(Data records)

*****

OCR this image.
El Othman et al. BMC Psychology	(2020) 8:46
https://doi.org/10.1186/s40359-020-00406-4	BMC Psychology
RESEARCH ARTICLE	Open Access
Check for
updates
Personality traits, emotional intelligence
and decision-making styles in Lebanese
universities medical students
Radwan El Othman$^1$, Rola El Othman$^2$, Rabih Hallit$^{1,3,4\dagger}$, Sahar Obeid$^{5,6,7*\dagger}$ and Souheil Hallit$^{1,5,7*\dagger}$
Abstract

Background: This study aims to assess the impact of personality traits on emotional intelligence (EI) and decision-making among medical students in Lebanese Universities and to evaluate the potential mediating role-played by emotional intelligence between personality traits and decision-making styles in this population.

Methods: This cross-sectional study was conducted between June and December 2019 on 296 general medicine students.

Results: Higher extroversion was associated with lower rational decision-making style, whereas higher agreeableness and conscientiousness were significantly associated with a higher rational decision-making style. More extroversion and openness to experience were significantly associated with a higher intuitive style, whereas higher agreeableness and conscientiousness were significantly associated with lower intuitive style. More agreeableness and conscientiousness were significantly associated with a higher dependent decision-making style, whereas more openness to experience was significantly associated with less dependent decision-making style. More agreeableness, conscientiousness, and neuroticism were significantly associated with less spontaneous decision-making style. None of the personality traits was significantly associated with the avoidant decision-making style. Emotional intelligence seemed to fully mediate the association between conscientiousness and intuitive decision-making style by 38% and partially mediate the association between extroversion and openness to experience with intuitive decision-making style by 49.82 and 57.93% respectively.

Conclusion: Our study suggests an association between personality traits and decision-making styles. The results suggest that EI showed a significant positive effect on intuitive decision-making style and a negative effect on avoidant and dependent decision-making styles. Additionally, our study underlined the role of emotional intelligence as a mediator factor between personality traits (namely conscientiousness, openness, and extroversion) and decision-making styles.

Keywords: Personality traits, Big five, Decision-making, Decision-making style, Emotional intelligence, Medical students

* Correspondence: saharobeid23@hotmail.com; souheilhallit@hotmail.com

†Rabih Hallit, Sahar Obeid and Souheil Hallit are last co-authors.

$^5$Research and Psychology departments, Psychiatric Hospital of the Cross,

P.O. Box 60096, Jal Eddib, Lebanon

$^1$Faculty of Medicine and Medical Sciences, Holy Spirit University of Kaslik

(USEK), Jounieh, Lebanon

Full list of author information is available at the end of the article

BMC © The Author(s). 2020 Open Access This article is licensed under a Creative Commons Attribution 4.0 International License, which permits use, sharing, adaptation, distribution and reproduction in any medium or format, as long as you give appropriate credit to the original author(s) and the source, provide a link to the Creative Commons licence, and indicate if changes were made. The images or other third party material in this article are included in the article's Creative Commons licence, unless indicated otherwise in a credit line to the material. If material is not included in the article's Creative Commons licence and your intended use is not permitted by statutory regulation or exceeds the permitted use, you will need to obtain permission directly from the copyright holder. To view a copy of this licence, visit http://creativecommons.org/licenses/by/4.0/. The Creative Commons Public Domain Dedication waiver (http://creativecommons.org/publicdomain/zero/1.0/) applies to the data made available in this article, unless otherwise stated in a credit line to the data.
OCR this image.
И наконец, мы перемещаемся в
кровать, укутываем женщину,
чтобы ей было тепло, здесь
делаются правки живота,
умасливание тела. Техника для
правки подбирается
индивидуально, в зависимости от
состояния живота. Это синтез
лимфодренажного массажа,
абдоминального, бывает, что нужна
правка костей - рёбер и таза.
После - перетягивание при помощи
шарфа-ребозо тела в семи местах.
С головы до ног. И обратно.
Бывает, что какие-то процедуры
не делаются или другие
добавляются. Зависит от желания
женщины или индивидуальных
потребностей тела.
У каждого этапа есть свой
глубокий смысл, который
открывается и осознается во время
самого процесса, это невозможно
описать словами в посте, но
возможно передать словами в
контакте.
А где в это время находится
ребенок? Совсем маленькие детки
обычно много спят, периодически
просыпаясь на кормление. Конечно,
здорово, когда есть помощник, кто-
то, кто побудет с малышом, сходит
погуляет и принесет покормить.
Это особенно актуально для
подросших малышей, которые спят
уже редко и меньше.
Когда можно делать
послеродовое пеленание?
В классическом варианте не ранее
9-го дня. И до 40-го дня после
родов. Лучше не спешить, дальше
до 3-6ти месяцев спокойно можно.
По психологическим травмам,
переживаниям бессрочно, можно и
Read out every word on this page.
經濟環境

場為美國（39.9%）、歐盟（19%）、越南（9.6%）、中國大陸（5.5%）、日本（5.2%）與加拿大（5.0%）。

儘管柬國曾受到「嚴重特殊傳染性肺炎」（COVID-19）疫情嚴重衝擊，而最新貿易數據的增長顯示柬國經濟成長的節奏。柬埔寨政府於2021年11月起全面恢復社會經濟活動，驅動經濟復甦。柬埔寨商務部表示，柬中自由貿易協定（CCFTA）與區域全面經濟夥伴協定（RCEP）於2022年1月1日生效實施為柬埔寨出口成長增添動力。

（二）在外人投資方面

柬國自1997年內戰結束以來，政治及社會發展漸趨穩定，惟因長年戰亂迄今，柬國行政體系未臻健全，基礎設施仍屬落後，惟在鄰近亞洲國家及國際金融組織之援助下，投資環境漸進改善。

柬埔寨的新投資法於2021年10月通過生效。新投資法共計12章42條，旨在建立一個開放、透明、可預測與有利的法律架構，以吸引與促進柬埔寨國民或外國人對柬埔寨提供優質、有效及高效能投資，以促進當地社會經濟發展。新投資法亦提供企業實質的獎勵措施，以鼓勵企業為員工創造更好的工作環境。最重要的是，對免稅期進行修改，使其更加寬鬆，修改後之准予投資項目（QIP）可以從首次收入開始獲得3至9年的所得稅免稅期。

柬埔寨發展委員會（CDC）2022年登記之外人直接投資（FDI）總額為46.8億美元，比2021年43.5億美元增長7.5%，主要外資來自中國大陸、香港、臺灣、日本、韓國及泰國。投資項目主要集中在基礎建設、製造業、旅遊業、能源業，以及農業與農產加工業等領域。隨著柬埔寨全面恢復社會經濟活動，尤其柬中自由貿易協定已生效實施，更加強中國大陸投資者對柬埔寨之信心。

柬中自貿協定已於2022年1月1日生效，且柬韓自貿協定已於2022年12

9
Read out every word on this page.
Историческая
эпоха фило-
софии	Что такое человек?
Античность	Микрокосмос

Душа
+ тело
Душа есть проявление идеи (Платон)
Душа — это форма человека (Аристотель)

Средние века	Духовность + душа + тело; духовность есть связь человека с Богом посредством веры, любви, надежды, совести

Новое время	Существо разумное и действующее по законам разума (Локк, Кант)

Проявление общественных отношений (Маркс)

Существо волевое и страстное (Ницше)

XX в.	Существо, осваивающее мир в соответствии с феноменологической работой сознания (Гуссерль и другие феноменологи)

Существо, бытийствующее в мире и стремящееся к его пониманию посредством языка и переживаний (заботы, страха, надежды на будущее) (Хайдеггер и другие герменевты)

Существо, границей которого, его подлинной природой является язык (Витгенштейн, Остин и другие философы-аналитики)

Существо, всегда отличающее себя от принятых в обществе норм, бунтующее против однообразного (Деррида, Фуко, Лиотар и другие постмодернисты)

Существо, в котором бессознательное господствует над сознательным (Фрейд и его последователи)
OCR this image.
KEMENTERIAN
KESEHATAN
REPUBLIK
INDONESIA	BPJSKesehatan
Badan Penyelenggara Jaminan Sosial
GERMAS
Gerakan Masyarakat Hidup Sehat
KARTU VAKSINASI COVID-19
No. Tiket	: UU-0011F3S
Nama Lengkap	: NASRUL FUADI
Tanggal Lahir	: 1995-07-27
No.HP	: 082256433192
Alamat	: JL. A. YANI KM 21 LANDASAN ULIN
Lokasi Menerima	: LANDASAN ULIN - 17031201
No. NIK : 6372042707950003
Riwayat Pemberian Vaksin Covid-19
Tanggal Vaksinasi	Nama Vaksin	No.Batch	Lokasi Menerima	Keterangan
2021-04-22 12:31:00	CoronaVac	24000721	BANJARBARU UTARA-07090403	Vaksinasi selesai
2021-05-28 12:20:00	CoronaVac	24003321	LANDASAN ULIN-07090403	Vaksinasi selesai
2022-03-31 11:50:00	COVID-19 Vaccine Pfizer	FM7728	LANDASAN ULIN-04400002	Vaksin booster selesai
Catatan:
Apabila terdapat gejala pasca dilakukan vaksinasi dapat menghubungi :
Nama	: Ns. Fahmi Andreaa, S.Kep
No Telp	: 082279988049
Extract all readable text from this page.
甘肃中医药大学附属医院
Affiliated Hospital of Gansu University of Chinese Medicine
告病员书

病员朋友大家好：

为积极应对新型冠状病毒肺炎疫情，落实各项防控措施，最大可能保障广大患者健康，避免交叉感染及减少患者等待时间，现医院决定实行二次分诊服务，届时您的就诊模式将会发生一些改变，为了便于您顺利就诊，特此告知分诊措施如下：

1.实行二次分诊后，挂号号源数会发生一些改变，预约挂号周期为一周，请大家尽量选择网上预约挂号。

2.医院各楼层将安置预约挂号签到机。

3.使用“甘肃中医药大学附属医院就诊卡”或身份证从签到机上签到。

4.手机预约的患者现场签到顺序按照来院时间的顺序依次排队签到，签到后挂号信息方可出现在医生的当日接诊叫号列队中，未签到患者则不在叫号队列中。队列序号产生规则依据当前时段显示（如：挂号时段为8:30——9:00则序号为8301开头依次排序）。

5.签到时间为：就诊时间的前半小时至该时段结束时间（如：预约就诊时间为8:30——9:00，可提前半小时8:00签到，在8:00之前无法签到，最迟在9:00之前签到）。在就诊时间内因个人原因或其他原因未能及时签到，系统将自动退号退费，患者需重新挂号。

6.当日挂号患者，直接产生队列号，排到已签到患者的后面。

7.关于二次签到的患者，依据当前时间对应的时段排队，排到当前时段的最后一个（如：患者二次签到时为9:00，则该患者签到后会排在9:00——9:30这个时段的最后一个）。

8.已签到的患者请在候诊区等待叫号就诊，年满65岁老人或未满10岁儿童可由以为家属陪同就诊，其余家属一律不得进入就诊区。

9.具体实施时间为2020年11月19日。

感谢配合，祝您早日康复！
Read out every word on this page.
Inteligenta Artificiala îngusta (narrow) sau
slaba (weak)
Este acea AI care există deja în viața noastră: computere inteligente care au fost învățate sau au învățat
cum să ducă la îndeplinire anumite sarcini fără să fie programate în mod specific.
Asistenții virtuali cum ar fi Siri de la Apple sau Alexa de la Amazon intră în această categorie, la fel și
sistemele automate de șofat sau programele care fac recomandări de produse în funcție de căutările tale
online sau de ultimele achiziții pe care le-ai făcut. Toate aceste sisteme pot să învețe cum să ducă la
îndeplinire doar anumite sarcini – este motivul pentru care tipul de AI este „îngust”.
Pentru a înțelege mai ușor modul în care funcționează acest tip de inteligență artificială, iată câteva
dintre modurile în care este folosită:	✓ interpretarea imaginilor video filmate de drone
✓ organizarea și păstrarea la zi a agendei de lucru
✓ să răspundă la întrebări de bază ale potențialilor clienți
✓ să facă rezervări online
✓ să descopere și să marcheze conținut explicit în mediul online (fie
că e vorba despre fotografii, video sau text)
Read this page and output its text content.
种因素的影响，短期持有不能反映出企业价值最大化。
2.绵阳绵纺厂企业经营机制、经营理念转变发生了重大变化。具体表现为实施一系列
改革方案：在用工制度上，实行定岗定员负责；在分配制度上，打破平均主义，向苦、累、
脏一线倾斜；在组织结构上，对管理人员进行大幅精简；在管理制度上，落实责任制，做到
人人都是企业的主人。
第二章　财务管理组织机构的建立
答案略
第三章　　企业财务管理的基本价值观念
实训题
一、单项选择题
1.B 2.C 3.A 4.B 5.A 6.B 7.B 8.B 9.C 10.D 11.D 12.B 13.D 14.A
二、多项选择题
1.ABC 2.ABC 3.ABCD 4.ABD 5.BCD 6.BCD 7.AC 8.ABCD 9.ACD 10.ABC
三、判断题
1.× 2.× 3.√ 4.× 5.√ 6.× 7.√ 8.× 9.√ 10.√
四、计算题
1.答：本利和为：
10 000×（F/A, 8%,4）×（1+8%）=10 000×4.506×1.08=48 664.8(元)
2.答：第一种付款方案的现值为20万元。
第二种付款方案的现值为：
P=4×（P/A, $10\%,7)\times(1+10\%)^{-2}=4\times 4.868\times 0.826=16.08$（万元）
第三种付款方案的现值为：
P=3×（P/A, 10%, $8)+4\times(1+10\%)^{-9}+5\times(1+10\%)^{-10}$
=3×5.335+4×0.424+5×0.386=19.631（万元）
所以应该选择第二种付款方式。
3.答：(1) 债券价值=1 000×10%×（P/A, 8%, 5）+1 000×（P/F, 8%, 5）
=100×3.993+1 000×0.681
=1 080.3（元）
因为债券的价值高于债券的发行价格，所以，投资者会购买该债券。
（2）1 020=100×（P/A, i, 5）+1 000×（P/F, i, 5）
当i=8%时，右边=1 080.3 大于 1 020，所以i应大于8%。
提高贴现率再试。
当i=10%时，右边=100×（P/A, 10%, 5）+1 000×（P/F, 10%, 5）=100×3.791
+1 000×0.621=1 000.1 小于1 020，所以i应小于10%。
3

*****

■ Written problem
In the records above, find each line with the word "Nama" and copy it.

■ Written solution
Nama Lengkap	: NASRUL FUADI
Tanggal Vaksinasi	Nama Vaksin	No.Batch	Lokasi Menerima	Keterangan
Nama	: Ns. Fahmi Andreaa, S.Kep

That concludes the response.